• **Written problem**
Type every record exactly as it appears.

• **Record extracts**

------------------------------------

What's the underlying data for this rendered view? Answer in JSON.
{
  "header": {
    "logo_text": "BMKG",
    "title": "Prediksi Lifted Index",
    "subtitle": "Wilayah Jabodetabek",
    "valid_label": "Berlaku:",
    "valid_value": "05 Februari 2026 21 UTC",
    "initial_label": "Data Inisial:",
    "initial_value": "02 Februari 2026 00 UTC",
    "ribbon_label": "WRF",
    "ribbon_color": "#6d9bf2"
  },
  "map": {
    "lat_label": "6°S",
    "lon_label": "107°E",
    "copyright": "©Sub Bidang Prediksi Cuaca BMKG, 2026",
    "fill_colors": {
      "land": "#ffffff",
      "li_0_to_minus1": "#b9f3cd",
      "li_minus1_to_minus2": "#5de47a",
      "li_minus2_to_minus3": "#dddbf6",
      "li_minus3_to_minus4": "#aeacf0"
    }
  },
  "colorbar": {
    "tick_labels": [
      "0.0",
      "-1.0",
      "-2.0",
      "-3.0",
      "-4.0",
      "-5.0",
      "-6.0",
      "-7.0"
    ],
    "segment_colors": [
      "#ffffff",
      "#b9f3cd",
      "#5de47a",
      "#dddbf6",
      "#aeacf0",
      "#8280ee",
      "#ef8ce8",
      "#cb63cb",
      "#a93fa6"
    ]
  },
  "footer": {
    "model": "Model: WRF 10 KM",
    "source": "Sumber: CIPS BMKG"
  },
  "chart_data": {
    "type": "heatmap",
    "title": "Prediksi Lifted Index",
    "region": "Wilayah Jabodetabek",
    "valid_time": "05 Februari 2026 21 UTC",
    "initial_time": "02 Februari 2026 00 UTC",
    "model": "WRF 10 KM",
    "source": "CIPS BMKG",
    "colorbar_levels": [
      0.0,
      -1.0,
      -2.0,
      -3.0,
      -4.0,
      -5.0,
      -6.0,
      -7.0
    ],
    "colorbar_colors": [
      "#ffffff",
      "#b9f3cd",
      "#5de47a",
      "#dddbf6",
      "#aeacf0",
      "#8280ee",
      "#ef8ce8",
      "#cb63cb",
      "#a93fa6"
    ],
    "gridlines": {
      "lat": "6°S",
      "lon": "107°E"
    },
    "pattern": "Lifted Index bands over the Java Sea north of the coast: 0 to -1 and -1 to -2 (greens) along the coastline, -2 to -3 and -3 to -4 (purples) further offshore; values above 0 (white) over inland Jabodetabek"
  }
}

------------------------------------

• **Written response**
What's the underlying data for this rendered view? Answer in JSON.
{
  "header": {
    "logo_text": "BMKG",
    "title": "Prediksi Lifted Index",
    "subtitle": "Wilayah Jabodetabek",
    "valid_label": "Berlaku:",
    "valid_value": "05 Februari 2026 21 UTC",
    "initial_label": "Data Inisial:",
    "initial_value": "02 Februari 2026 00 UTC",
    "ribbon_label": "WRF",
    "ribbon_color": "#6d9bf2"
  },
  "map": {
    "lat_label": "6°S",
    "lon_label": "107°E",
    "copyright": "©Sub Bidang Prediksi Cuaca BMKG, 2026",
    "fill_colors": {
      "land": "#ffffff",
      "li_0_to_minus1": "#b9f3cd",
      "li_minus1_to_minus2": "#5de47a",
      "li_minus2_to_minus3": "#dddbf6",
      "li_minus3_to_minus4": "#aeacf0"
    }
  },
  "colorbar": {
    "tick_labels": [
      "0.0",
      "-1.0",
      "-2.0",
      "-3.0",
      "-4.0",
      "-5.0",
      "-6.0",
      "-7.0"
    ],
    "segment_colors": [
      "#ffffff",
      "#b9f3cd",
      "#5de47a",
      "#dddbf6",
      "#aeacf0",
      "#8280ee",
      "#ef8ce8",
      "#cb63cb",
      "#a93fa6"
    ]
  },
  "footer": {
    "model": "Model: WRF 10 KM",
    "source": "Sumber: CIPS BMKG"
  },
  "chart_data": {
    "type": "heatmap",
    "title": "Prediksi Lifted Index",
    "region": "Wilayah Jabodetabek",
    "valid_time": "05 Februari 2026 21 UTC",
    "initial_time": "02 Februari 2026 00 UTC",
    "model": "WRF 10 KM",
    "source": "CIPS BMKG",
    "colorbar_levels": [
      0.0,
      -1.0,
      -2.0,
      -3.0,
      -4.0,
      -5.0,
      -6.0,
      -7.0
    ],
    "colorbar_colors": [
      "#ffffff",
      "#b9f3cd",
      "#5de47a",
      "#dddbf6",
      "#aeacf0",
      "#8280ee",
      "#ef8ce8",
      "#cb63cb",
      "#a93fa6"
    ],
    "gridlines": {
      "lat": "6°S",
      "lon": "107°E"
    },
    "pattern": "Lifted Index bands over the Java Sea north of the coast: 0 to -1 and -1 to -2 (greens) along the coastline, -2 to -3 and -3 to -4 (purples) further offshore; values above 0 (white) over inland Jabodetabek"
  }
}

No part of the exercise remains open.